* [SELECTION]:
::::::
Contracts at Bannatyne Fitness, David Lloyd Leisure and Fitness First deemed ‘unfair’ by OFT

Three of Britain’s biggest gym chains have had to change their contracts to make it easier for people to cancel, after the Office of Fair Trading ruled their terms and practices were unfair.

Bannatyne Fitness, David Lloyd Leisure and Fitness First have all been forced to change their contracts after they were found to be making it difficult or impossible for people who were injured or made redundant to exit their gym agreements early.

Members of the gym groups are now able to cancel their contracts early should their circumstances change in a way that makes attendance at the gym difficult or unaffordable.

The gym groups have also had to reduce the notice period needed to cancel contracts that are longer than one year, and will no longer be able to describe membership as being of a fixed duration if the contract automatically continues on a rolling basis after the initial membership period has expired.

Bannatyne’s was also singled out for chasing gym-goers with “misleading” debt collection letters that sometimes threatened recipients with what appeared to be official-looking court documents, or making other unsubstantiated claims about action that had been taken. It will now stop sending these letters and is reviewing its other debt collection letters.
::::::
* [DATA LISTING]:

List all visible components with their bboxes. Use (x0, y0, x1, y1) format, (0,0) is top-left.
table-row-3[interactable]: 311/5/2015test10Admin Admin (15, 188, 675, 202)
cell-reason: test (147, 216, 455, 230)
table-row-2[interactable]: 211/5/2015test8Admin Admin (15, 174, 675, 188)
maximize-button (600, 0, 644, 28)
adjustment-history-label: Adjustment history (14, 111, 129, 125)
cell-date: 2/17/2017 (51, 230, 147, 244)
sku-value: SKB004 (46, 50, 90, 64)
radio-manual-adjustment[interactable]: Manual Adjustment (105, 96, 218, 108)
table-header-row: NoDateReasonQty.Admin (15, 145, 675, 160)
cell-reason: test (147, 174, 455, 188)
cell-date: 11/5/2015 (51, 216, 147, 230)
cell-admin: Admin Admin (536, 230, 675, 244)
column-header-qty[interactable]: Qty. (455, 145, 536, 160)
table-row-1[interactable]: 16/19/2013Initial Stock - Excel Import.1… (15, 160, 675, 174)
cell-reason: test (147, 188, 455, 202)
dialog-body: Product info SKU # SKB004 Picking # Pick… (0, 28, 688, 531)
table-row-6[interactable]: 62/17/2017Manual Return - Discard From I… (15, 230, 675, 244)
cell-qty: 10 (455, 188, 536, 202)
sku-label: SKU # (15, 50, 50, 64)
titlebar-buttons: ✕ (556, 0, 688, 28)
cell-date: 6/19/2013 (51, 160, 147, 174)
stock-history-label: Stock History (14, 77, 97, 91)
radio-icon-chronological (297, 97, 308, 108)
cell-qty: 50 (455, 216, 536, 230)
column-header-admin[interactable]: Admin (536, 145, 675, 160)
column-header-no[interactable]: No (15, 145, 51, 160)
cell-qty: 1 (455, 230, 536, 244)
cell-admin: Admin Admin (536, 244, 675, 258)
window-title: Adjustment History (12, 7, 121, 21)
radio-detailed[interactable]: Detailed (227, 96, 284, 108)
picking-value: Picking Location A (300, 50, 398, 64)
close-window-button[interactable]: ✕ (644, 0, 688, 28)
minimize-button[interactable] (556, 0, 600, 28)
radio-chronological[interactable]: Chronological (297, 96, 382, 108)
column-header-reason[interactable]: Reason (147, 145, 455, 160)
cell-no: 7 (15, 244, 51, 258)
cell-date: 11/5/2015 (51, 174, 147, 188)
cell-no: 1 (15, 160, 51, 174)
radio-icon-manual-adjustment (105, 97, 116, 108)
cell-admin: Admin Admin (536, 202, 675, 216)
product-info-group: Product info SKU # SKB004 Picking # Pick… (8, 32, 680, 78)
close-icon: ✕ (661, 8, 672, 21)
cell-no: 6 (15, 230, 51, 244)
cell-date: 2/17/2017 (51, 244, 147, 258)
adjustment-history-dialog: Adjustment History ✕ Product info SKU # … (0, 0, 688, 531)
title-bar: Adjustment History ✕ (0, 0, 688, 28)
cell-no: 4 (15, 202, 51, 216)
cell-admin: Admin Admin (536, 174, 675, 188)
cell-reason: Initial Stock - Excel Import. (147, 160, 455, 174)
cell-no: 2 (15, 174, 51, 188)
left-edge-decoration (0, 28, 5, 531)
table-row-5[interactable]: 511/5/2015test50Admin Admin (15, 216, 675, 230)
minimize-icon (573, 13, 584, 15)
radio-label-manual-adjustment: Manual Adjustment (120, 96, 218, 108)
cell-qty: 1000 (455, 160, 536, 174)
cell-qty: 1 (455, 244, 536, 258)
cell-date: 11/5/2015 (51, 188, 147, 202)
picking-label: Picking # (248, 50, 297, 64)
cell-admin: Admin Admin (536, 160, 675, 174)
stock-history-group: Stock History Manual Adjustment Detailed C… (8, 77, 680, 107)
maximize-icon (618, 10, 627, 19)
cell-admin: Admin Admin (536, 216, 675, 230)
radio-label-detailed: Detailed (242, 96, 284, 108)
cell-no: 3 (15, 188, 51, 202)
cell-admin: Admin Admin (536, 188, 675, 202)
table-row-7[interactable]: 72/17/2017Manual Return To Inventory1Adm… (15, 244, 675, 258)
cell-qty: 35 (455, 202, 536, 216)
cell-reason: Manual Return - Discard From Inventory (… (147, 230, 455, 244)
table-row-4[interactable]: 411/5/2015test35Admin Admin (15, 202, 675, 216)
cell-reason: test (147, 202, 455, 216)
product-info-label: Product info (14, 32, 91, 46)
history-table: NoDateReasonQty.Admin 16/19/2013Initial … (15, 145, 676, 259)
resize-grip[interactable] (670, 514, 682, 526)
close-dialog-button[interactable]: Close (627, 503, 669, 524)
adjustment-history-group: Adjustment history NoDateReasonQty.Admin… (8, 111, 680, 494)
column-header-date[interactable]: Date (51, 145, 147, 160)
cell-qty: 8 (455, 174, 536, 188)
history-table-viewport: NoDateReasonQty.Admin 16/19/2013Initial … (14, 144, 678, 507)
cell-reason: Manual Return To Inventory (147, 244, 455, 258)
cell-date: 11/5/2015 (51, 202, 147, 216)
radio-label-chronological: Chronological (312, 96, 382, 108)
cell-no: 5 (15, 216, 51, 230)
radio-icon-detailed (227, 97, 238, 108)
::::::
* [REQUEST 1]: Which gym chains are named in the article on gym contracts?
* [REQUEST 2]:
Answer these questions from the gym contracts article:
(a) Which body ruled the chains' terms and practices unfair?
(b) For contracts longer than how long did the chains have to reduce the notice period?
(c) What kind of letters was Bannatyne's singled out for sending?
* [REQUEST 3]: Retype the gym contracts article from "Bannatyne Fitness, David Lloyd Leisure and Fitness First have" up to and including "period has expired.".

* [WRITTEN REPLY 1]: Bannatyne Fitness, David Lloyd Leisure, Fitness First

* [WRITTEN REPLY 2]:
(a) The Office of Fair Trading.
(b) One year.
(c) Misleading debt collection letters.

* [WRITTEN REPLY 3]:
Bannatyne Fitness, David Lloyd Leisure and Fitness First have all been forced to change their contracts after they were found to be making it difficult or impossible for people who were injured or made redundant to exit their gym agreements early.

Members of the gym groups are now able to cancel their contracts early should their circumstances change in a way that makes attendance at the gym difficult or unaffordable.

The gym groups have also had to reduce the notice period needed to cancel contracts that are longer than one year, and will no longer be able to describe membership as being of a fixed duration if the contract automatically continues on a rolling basis after the initial membership period has expired.